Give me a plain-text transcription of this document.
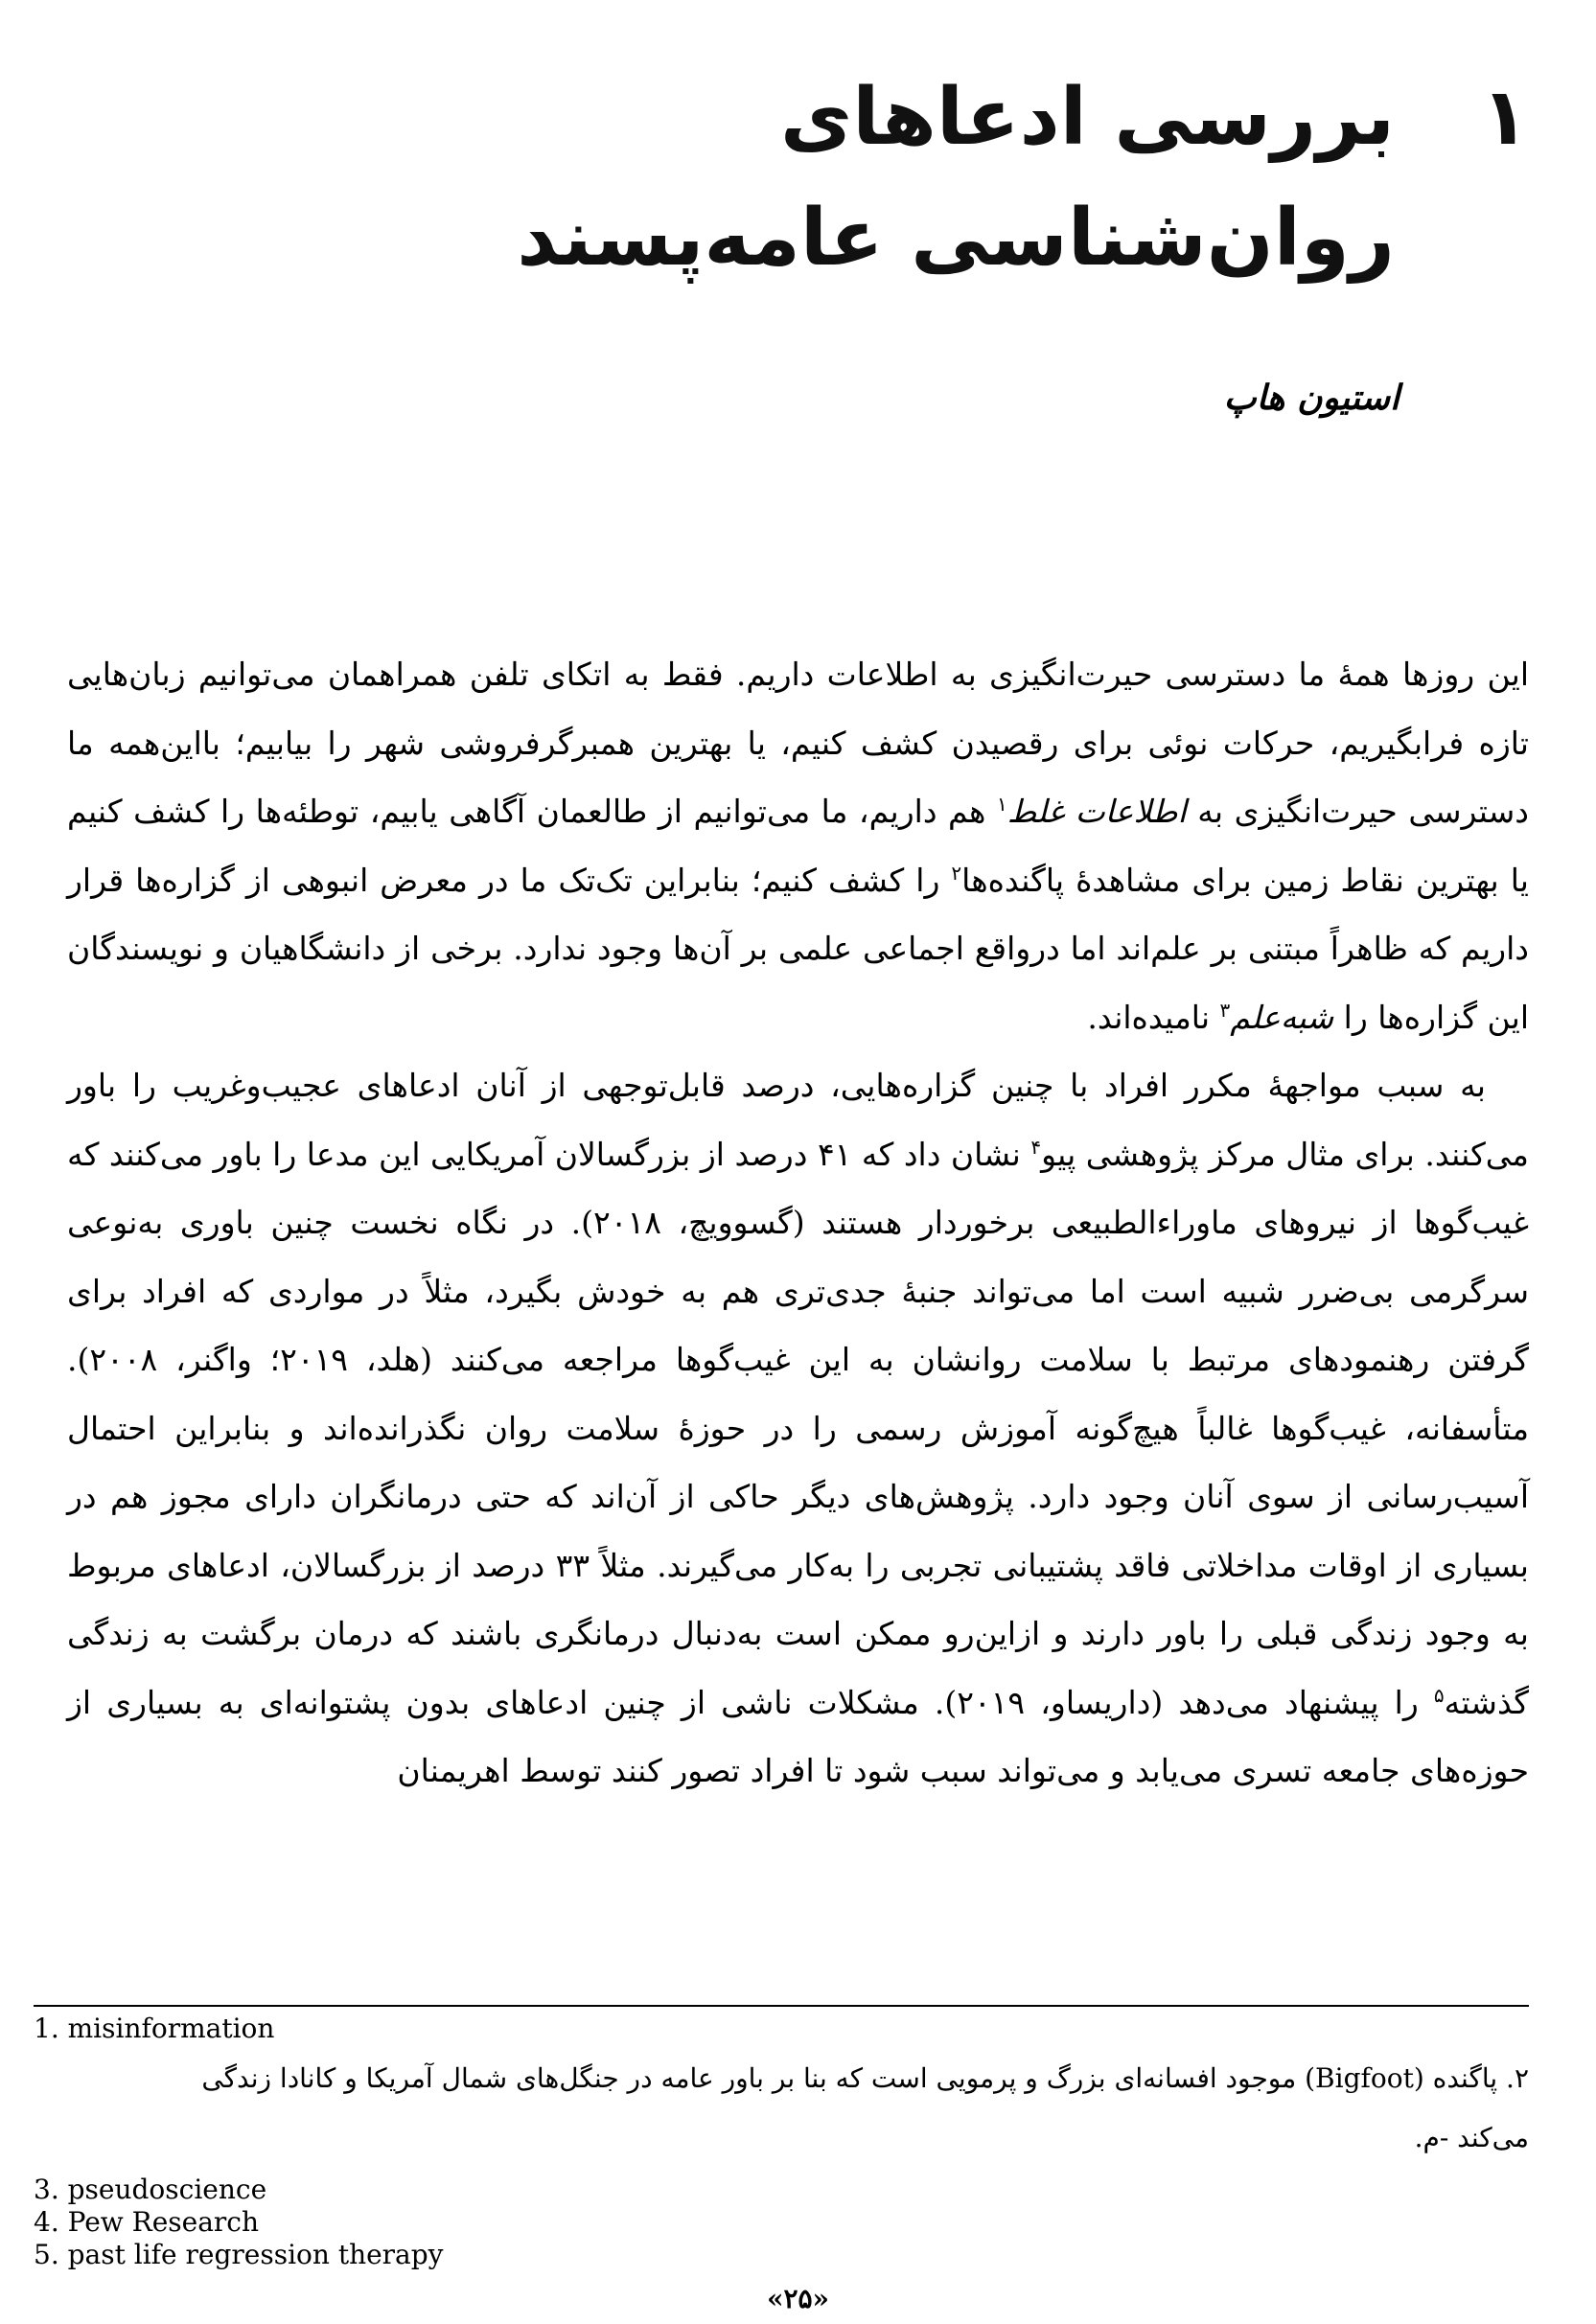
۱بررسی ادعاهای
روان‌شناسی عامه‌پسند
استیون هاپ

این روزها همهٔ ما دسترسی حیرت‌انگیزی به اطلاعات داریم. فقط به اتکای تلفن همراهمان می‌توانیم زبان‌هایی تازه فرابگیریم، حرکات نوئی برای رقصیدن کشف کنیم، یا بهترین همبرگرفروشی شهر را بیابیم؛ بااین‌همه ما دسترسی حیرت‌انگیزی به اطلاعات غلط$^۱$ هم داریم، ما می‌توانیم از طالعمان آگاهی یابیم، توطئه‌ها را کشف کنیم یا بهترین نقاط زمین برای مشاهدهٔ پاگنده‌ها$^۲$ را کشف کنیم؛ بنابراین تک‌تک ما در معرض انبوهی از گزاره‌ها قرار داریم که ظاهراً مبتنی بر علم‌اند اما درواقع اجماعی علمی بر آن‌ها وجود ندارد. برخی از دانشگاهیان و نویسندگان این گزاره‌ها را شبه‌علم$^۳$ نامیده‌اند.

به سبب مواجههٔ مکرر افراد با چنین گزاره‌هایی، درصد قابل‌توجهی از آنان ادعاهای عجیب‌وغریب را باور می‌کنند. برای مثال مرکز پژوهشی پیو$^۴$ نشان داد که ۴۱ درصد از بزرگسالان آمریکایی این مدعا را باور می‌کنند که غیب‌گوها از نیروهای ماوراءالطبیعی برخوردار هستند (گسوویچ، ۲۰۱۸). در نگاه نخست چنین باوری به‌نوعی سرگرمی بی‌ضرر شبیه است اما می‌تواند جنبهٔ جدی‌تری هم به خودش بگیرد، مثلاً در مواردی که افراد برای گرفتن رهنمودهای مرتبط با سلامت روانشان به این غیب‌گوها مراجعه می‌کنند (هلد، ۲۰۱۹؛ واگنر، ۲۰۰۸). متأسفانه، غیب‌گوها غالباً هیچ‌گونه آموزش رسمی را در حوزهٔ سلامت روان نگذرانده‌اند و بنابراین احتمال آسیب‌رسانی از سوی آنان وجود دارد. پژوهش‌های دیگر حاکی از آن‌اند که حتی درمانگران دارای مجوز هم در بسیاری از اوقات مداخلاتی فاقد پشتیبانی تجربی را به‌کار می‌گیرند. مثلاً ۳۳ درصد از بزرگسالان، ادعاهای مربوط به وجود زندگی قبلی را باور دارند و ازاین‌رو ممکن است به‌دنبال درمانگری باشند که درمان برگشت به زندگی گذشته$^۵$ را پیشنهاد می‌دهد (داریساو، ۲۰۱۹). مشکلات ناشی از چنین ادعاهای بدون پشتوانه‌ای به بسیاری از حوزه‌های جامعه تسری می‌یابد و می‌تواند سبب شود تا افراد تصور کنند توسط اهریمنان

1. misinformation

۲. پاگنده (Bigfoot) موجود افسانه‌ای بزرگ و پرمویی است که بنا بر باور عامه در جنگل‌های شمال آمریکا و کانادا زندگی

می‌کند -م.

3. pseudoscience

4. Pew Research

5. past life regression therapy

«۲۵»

...

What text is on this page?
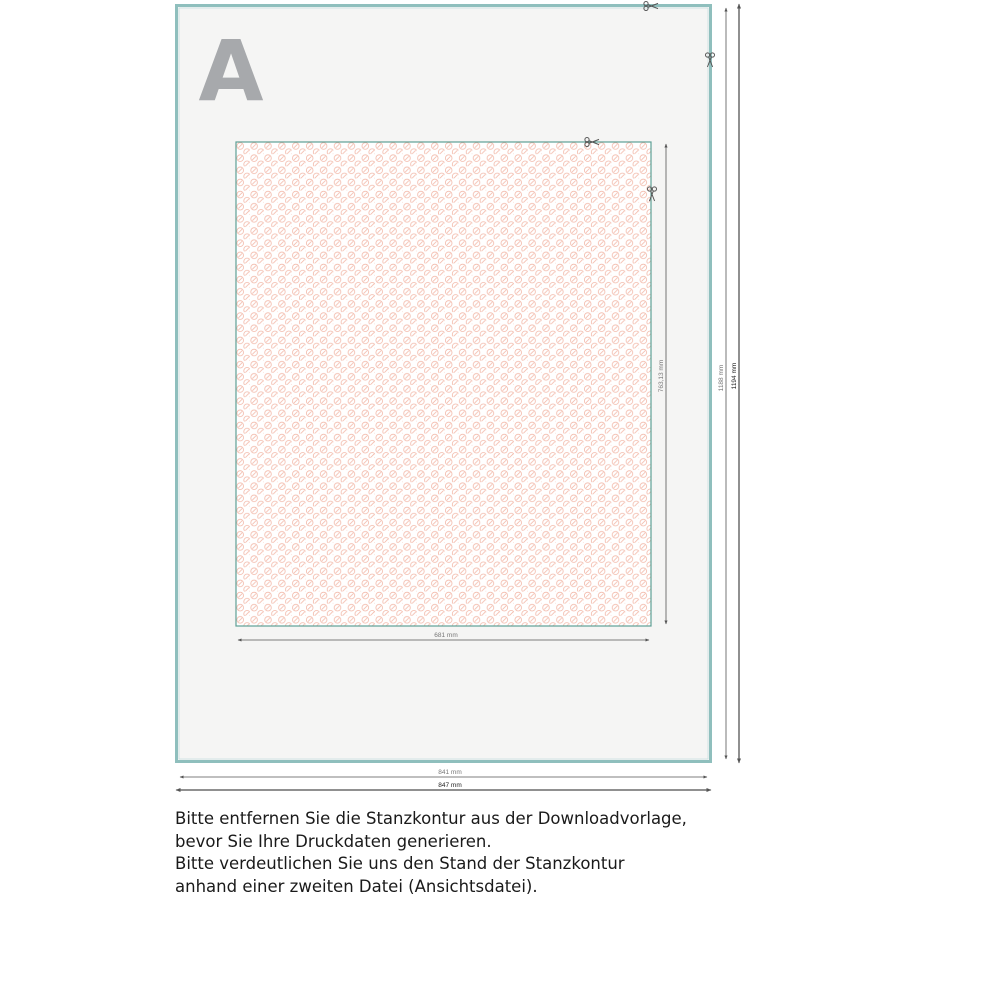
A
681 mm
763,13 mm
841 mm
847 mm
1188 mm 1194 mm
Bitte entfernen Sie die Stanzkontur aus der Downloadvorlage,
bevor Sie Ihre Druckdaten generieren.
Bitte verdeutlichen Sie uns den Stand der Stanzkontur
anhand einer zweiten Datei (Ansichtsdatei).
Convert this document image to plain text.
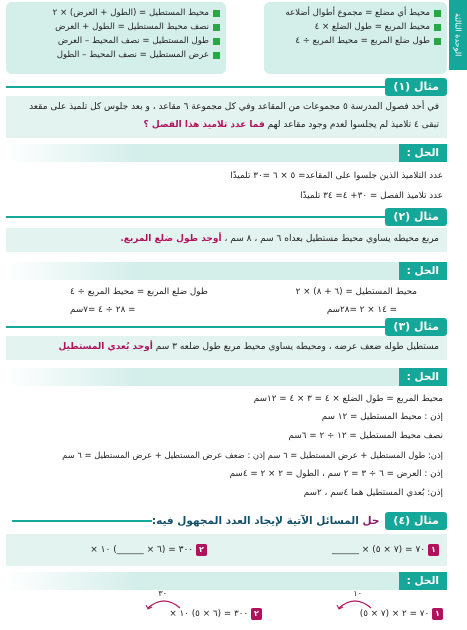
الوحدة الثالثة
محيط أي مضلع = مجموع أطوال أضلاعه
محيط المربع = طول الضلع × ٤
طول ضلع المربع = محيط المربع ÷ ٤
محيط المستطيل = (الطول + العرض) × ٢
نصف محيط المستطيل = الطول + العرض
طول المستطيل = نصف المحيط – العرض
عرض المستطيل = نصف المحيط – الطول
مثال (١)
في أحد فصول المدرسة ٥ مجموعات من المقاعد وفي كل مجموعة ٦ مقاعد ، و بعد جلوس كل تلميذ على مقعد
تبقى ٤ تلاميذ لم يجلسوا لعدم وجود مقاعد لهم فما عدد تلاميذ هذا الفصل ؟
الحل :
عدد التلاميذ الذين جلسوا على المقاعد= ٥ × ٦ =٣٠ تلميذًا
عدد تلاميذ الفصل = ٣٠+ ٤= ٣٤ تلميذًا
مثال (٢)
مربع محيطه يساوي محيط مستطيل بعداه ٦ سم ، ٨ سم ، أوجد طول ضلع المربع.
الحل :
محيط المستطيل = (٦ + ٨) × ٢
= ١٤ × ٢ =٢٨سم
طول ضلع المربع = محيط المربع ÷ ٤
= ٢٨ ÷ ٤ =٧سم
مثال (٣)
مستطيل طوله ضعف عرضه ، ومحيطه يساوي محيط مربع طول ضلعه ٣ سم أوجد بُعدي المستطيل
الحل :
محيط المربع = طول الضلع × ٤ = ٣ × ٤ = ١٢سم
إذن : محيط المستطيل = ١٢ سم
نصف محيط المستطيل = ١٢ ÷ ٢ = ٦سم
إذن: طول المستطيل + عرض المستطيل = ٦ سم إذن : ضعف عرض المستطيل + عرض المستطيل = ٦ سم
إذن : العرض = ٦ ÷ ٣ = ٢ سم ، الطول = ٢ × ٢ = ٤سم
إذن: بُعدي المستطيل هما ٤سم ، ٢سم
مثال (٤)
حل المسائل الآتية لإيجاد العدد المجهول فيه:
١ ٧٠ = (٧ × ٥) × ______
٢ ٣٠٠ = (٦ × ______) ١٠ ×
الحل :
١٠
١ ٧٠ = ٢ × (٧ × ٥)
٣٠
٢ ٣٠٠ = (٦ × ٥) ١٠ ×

# Written request:
Extract all lines that hold the word "plain".

# Answer to this task:
Give me a plain-text transcription of this document.
Convert this document image to plain text.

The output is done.